- _What you are asked to do_
Your task is to transcribe all of the data below exactly, omitting the images.

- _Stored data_
*-*-*

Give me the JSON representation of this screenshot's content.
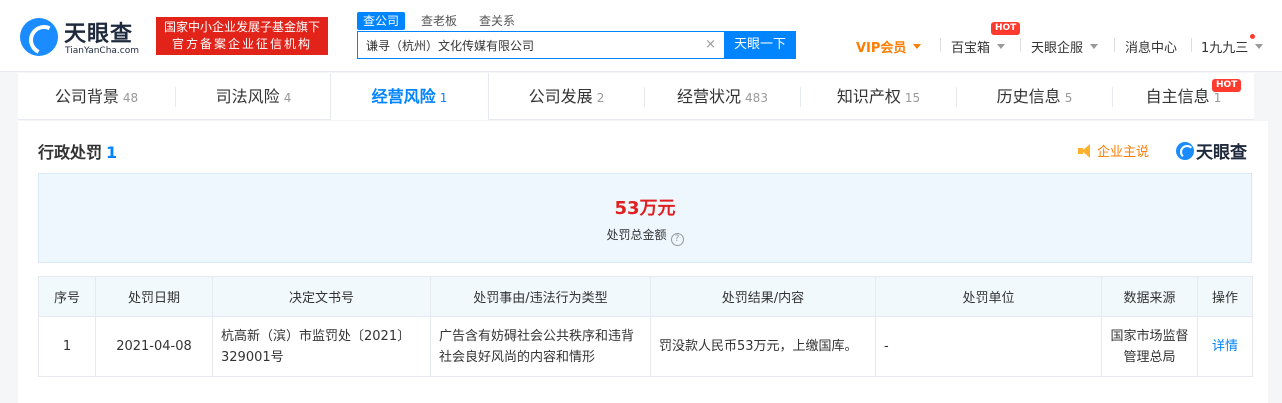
{
  "header": {
    "logo_cn": "天眼查",
    "logo_en": "TianYanCha.com",
    "gov_badge_line1": "国家中小企业发展子基金旗下",
    "gov_badge_line2": "官方备案企业征信机构",
    "search_tabs": [
      "查公司",
      "查老板",
      "查关系"
    ],
    "search_value": "谦寻（杭州）文化传媒有限公司",
    "search_button": "天眼一下",
    "nav": {
      "vip": "VIP会员",
      "treasure": "百宝箱",
      "enterprise": "天眼企服",
      "messages": "消息中心",
      "user": "1九九三"
    },
    "hot_badge": "HOT"
  },
  "tabs": [
    {
      "label": "公司背景",
      "count": "48"
    },
    {
      "label": "司法风险",
      "count": "4"
    },
    {
      "label": "经营风险",
      "count": "1"
    },
    {
      "label": "公司发展",
      "count": "2"
    },
    {
      "label": "经营状况",
      "count": "483"
    },
    {
      "label": "知识产权",
      "count": "15"
    },
    {
      "label": "历史信息",
      "count": "5"
    },
    {
      "label": "自主信息",
      "count": "1"
    }
  ],
  "section": {
    "title": "行政处罚",
    "count": "1",
    "speak_label": "企业主说",
    "mini_logo": "天眼查"
  },
  "summary": {
    "amount": "53万元",
    "label": "处罚总金额"
  },
  "table": {
    "headers": [
      "序号",
      "处罚日期",
      "决定文书号",
      "处罚事由/违法行为类型",
      "处罚结果/内容",
      "处罚单位",
      "数据来源",
      "操作"
    ],
    "rows": [
      {
        "index": "1",
        "date": "2021-04-08",
        "doc_no": "杭高新（滨）市监罚处〔2021〕329001号",
        "reason": "广告含有妨碍社会公共秩序和违背社会良好风尚的内容和情形",
        "result": "罚没款人民币53万元，上缴国库。",
        "unit": "-",
        "source": "国家市场监督管理总局",
        "action": "详情"
      }
    ]
  }
}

*-*-*

- _Correct response_
Give me the JSON representation of this screenshot's content.
{
  "header": {
    "logo_cn": "天眼查",
    "logo_en": "TianYanCha.com",
    "gov_badge_line1": "国家中小企业发展子基金旗下",
    "gov_badge_line2": "官方备案企业征信机构",
    "search_tabs": [
      "查公司",
      "查老板",
      "查关系"
    ],
    "search_value": "谦寻（杭州）文化传媒有限公司",
    "search_button": "天眼一下",
    "nav": {
      "vip": "VIP会员",
      "treasure": "百宝箱",
      "enterprise": "天眼企服",
      "messages": "消息中心",
      "user": "1九九三"
    },
    "hot_badge": "HOT"
  },
  "tabs": [
    {
      "label": "公司背景",
      "count": "48"
    },
    {
      "label": "司法风险",
      "count": "4"
    },
    {
      "label": "经营风险",
      "count": "1"
    },
    {
      "label": "公司发展",
      "count": "2"
    },
    {
      "label": "经营状况",
      "count": "483"
    },
    {
      "label": "知识产权",
      "count": "15"
    },
    {
      "label": "历史信息",
      "count": "5"
    },
    {
      "label": "自主信息",
      "count": "1"
    }
  ],
  "section": {
    "title": "行政处罚",
    "count": "1",
    "speak_label": "企业主说",
    "mini_logo": "天眼查"
  },
  "summary": {
    "amount": "53万元",
    "label": "处罚总金额"
  },
  "table": {
    "headers": [
      "序号",
      "处罚日期",
      "决定文书号",
      "处罚事由/违法行为类型",
      "处罚结果/内容",
      "处罚单位",
      "数据来源",
      "操作"
    ],
    "rows": [
      {
        "index": "1",
        "date": "2021-04-08",
        "doc_no": "杭高新（滨）市监罚处〔2021〕329001号",
        "reason": "广告含有妨碍社会公共秩序和违背社会良好风尚的内容和情形",
        "result": "罚没款人民币53万元，上缴国库。",
        "unit": "-",
        "source": "国家市场监督管理总局",
        "action": "详情"
      }
    ]
  }
}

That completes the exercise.